[Dataset rows about figures]
* start *
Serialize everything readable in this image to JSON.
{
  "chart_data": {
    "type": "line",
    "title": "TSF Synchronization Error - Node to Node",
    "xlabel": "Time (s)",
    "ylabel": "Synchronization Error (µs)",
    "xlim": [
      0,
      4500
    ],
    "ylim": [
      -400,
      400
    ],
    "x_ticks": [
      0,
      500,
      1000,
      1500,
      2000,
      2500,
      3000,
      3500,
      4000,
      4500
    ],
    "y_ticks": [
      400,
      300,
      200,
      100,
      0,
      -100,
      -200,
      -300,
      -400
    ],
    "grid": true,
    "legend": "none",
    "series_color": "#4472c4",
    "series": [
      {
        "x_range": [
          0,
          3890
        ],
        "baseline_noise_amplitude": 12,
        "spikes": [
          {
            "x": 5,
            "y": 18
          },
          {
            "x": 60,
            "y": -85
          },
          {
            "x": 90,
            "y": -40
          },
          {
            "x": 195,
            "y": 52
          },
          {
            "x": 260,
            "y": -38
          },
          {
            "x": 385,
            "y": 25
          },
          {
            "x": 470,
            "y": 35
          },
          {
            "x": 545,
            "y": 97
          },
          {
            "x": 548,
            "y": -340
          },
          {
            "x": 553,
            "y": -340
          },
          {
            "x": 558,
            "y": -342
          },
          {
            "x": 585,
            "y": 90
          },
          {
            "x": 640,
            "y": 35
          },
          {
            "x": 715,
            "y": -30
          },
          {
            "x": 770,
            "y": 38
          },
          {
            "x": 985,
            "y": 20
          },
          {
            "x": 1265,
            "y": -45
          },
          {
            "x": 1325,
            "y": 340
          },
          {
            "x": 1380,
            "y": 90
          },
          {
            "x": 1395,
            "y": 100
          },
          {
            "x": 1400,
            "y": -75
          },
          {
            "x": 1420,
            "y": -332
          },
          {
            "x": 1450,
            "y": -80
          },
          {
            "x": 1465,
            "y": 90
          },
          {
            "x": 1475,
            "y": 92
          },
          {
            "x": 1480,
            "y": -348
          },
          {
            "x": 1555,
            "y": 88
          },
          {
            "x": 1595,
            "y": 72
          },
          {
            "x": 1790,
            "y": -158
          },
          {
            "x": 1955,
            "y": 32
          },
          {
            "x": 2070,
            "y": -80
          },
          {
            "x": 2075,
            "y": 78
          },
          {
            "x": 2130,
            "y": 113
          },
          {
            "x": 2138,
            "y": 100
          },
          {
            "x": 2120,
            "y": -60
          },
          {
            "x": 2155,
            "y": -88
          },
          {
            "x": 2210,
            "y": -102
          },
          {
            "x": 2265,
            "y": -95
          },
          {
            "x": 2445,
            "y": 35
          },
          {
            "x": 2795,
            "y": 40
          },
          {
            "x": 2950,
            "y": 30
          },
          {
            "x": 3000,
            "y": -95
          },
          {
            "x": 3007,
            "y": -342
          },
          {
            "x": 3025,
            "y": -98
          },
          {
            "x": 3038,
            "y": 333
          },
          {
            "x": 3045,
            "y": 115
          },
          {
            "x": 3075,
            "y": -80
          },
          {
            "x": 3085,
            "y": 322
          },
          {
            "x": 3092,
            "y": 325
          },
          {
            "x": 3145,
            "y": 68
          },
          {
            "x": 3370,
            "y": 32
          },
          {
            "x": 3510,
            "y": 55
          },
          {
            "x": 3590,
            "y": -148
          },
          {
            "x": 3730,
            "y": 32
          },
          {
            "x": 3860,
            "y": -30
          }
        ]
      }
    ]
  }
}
* end *
## EXERCISE DIRECTIONS
Your task is to output the full set of records exactly as presented.

## WRITTEN SOLUTION
Serialize everything readable in this image to JSON.
{
  "chart_data": {
    "type": "line",
    "title": "TSF Synchronization Error - Node to Node",
    "xlabel": "Time (s)",
    "ylabel": "Synchronization Error (µs)",
    "xlim": [
      0,
      4500
    ],
    "ylim": [
      -400,
      400
    ],
    "x_ticks": [
      0,
      500,
      1000,
      1500,
      2000,
      2500,
      3000,
      3500,
      4000,
      4500
    ],
    "y_ticks": [
      400,
      300,
      200,
      100,
      0,
      -100,
      -200,
      -300,
      -400
    ],
    "grid": true,
    "legend": "none",
    "series_color": "#4472c4",
    "series": [
      {
        "x_range": [
          0,
          3890
        ],
        "baseline_noise_amplitude": 12,
        "spikes": [
          {
            "x": 5,
            "y": 18
          },
          {
            "x": 60,
            "y": -85
          },
          {
            "x": 90,
            "y": -40
          },
          {
            "x": 195,
            "y": 52
          },
          {
            "x": 260,
            "y": -38
          },
          {
            "x": 385,
            "y": 25
          },
          {
            "x": 470,
            "y": 35
          },
          {
            "x": 545,
            "y": 97
          },
          {
            "x": 548,
            "y": -340
          },
          {
            "x": 553,
            "y": -340
          },
          {
            "x": 558,
            "y": -342
          },
          {
            "x": 585,
            "y": 90
          },
          {
            "x": 640,
            "y": 35
          },
          {
            "x": 715,
            "y": -30
          },
          {
            "x": 770,
            "y": 38
          },
          {
            "x": 985,
            "y": 20
          },
          {
            "x": 1265,
            "y": -45
          },
          {
            "x": 1325,
            "y": 340
          },
          {
            "x": 1380,
            "y": 90
          },
          {
            "x": 1395,
            "y": 100
          },
          {
            "x": 1400,
            "y": -75
          },
          {
            "x": 1420,
            "y": -332
          },
          {
            "x": 1450,
            "y": -80
          },
          {
            "x": 1465,
            "y": 90
          },
          {
            "x": 1475,
            "y": 92
          },
          {
            "x": 1480,
            "y": -348
          },
          {
            "x": 1555,
            "y": 88
          },
          {
            "x": 1595,
            "y": 72
          },
          {
            "x": 1790,
            "y": -158
          },
          {
            "x": 1955,
            "y": 32
          },
          {
            "x": 2070,
            "y": -80
          },
          {
            "x": 2075,
            "y": 78
          },
          {
            "x": 2130,
            "y": 113
          },
          {
            "x": 2138,
            "y": 100
          },
          {
            "x": 2120,
            "y": -60
          },
          {
            "x": 2155,
            "y": -88
          },
          {
            "x": 2210,
            "y": -102
          },
          {
            "x": 2265,
            "y": -95
          },
          {
            "x": 2445,
            "y": 35
          },
          {
            "x": 2795,
            "y": 40
          },
          {
            "x": 2950,
            "y": 30
          },
          {
            "x": 3000,
            "y": -95
          },
          {
            "x": 3007,
            "y": -342
          },
          {
            "x": 3025,
            "y": -98
          },
          {
            "x": 3038,
            "y": 333
          },
          {
            "x": 3045,
            "y": 115
          },
          {
            "x": 3075,
            "y": -80
          },
          {
            "x": 3085,
            "y": 322
          },
          {
            "x": 3092,
            "y": 325
          },
          {
            "x": 3145,
            "y": 68
          },
          {
            "x": 3370,
            "y": 32
          },
          {
            "x": 3510,
            "y": 55
          },
          {
            "x": 3590,
            "y": -148
          },
          {
            "x": 3730,
            "y": 32
          },
          {
            "x": 3860,
            "y": -30
          }
        ]
      }
    ]
  }
}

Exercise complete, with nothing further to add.